◆ Brano di partenza
Oltre il rischio di distrarsi per mettere a fuoco le strategie organizzative, con l’attenzione desta a cogliere e riscoprire l’essenziale dell’annuncio cristiano.
È il messaggio di fondo che il Patriarca invita a considerare e a metabolizzare. Mons. Moraglia ne parlerà diffusamente nella sua relazione, domenica 30 settembre all’Istituto salesiano San Marco di Mestre (alal Gazzera). Lì, a partire dalle ore 9, si terrà la giornata di formazione aperta a tutti.
Questo è inoltre il cuore della sua nuova lettera pastorale, di cui anticipa qui alcuni aspetti.
Patriarca, perché ha scelto di mettere a fuoco un tema – il kerygma, il primo annuncio cristiano – che dovrebbe essere quasi giocoforza fondamentale ed essenziale? Avverte il pericolo che Cristo morto e risorto sia divenuto marginale nella vita dei credenti e anche nelle attività messe in piedi dalle comunità ecclesiali?
Nella prassi pastorale, in effetti, potrebbe succedere (e talvolta succede) che le scelte e le vie seguite si riducano a delle strategie organizzative, perdendo di vista il fondamento sacramentale della Chiesa che è la passione-morte-risurrezione di Gesù e di quanto ciò implica, nella vita di tutti i giorni, come la cambi e la trasformi. In quanto discepoli del Risorto mai possiamo prescindere dalla croce e mai dobbiamo dimenticare che non siamo salvati da un gesto di potenza di Dio ma da un atto semplice di obbedienza e di amore del Figlio che si consegna a Dio Padre, perché la salvezza – come diceva il santo vescovo e martire Vigilio – viene da Colui che vince soccombendo.

◆ Da svolgere
**1)** Riporta fedelmente il tratto del brano sul primo annuncio cristiano che va da "Patriarca, perché ha" fino a "dalle comunità ecclesiali?".
**2)** Riprendi il brano sul primo annuncio cristiano dal punto in cui si interrompe e proseguilo.
Le righe riportate più avanti non servono allo svolgimento.

◆ Dati forniti
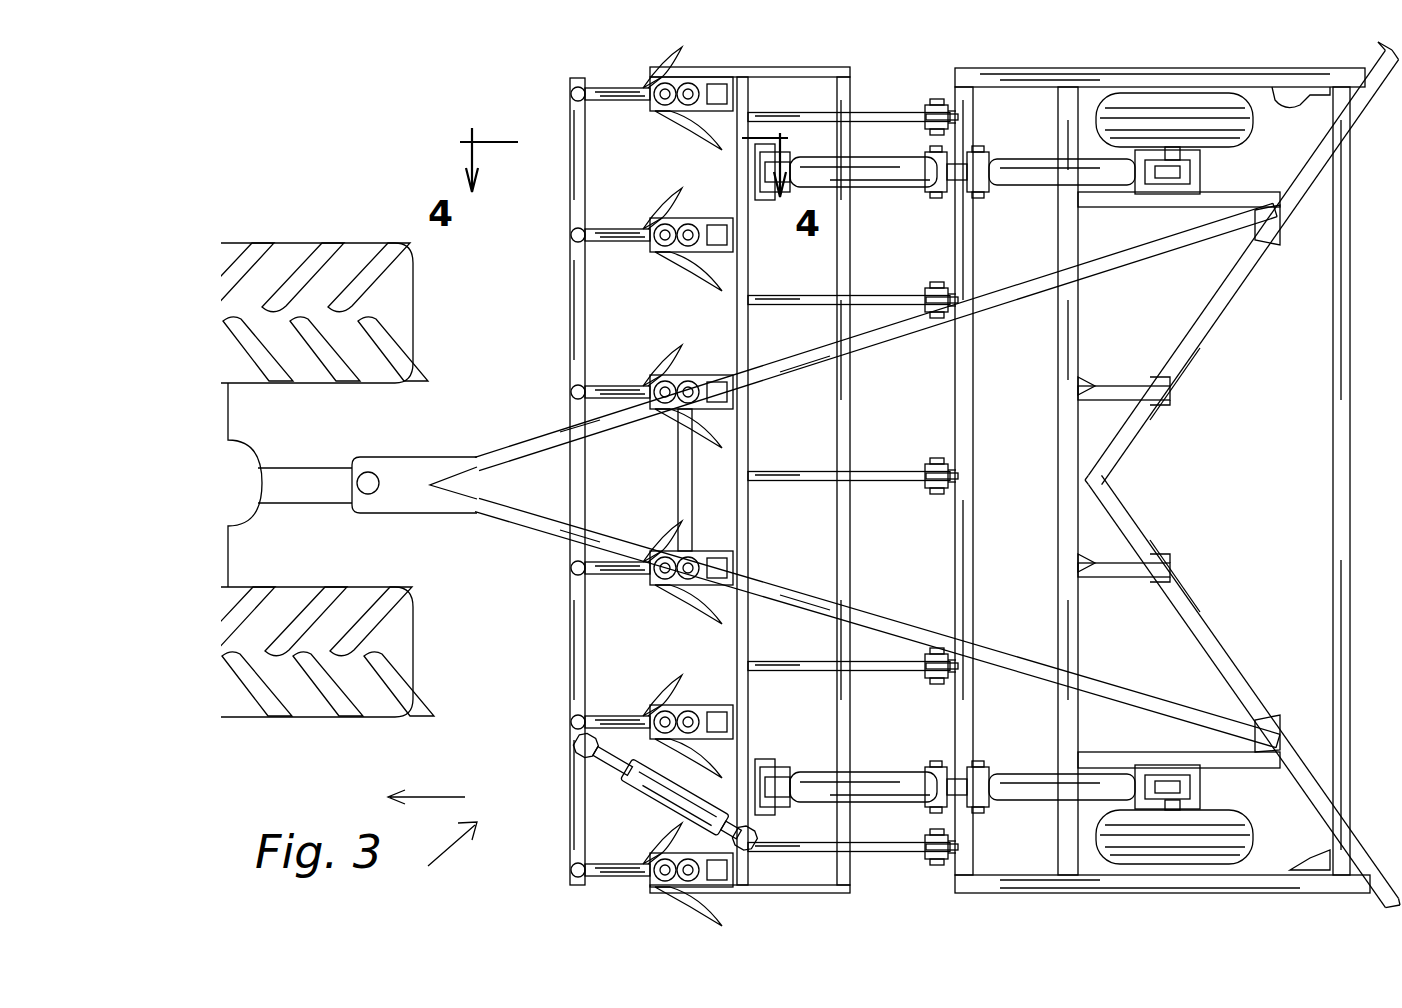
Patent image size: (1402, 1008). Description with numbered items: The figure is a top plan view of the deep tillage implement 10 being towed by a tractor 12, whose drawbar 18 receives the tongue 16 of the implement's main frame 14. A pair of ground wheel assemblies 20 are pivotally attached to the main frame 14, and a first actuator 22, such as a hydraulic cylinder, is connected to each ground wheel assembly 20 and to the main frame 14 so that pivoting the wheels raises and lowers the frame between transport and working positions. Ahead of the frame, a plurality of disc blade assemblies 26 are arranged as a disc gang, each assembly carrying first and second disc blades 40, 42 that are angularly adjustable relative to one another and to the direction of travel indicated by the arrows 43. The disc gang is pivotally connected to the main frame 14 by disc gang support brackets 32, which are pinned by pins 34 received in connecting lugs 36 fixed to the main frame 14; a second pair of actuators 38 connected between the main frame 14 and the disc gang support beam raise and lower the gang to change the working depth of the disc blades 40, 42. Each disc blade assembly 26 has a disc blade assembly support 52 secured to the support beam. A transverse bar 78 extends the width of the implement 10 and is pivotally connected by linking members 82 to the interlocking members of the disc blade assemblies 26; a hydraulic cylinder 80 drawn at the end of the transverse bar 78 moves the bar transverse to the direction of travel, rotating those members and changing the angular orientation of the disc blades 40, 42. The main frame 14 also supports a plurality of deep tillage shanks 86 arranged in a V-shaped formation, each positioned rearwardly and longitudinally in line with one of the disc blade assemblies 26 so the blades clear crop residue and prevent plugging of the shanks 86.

◆ Soluzioni degli esercizi
**1)**
Patriarca, perché ha scelto di mettere a fuoco un tema – il kerygma, il primo annuncio cristiano – che dovrebbe essere quasi giocoforza fondamentale ed essenziale? Avverte il pericolo che Cristo morto e risorto sia divenuto marginale nella vita dei credenti e anche nelle attività messe in piedi dalle comunità ecclesiali?

**2)**
Che cosa significa tutto questo per noi oggi?
Comporta per noi, intanto, una priorità: la necessità assoluta di riscoprire – attraverso l’annuncio rinnovato del kerygma – il valore dei sacramenti del battesimo (che ci introduce nella comunione della vita del Dio trinità) e dell’Eucaristia che è, appunto, il “corpo donato” e il sangue versato”, vero spazio ecclesiale che ci dona la grazia per vivere il battesimo nella gratuità di Dio. Come si intuisce nel passo paolino della seconda Lettera ai Corinzi da cui è ricavato il titolo della Lettera “L’amore di Cristo ci possiede”, essere realmente uditori del kerygma significa lasciarsi afferrare dall’amore di Cristo, credere che Egli è morto e risorto e vivere la realtà della Pasqua.
Ritornare al kerygma richiede di ripensare profondamente la vita pastorale della Chiesa veneziana? Su quali binari?
Con stile sinodale, ma a partire dall’unità della Chiesa diocesana, siamo chiamati a proseguire il cammino comune. Papa Francesco al n. 30 di Evangelii gaudium scrive: “Ogni Chiesa particolare, porzione della Chiesa Cattolica sotto la guida del suo Vescovo, è anch’essa chiamata alla conversione missionaria. Essa è il soggetto dell’evangelizzazione, in quanto manifestazione concreta dell’unica Chiesa in un luogo…”. Già il testo della Lettera nasce da dialoghi e momenti di confronto vissuti anche a livello personale e informale durante la Visita pastorale o in altre circostanze. Bisogna essere consapevoli del rischio di attuare prassi che vadano “oltre” Cristo; questo significa esporsi al serio rischio di non essere fedeli al Vangelo e di non mettersi realmente al servizio di ogni uomo. Talvolta prevale l’inclinazione o la consuetudine di ricondurre tutto o quasi a se stessi e alle proprie idee perdendo di vista il Signore, centro della comunità cristiana. E quando la comunità non si nutre più col nucleo fondante dell’annuncio cristiano – Cristo morto e risorto – si smarrisce la verità della Chiesa e tutto si riduce pastoralmente a distribuire incarichi, compiti e ruoli. Capita così che nella comunità ecclesiale ci si muova con relazioni funzionali e orizzontali, semplicemente umane, che portano ad un “fare” affannato e dal corto respiro.
Qualche indicazione o sentiero da percorrere?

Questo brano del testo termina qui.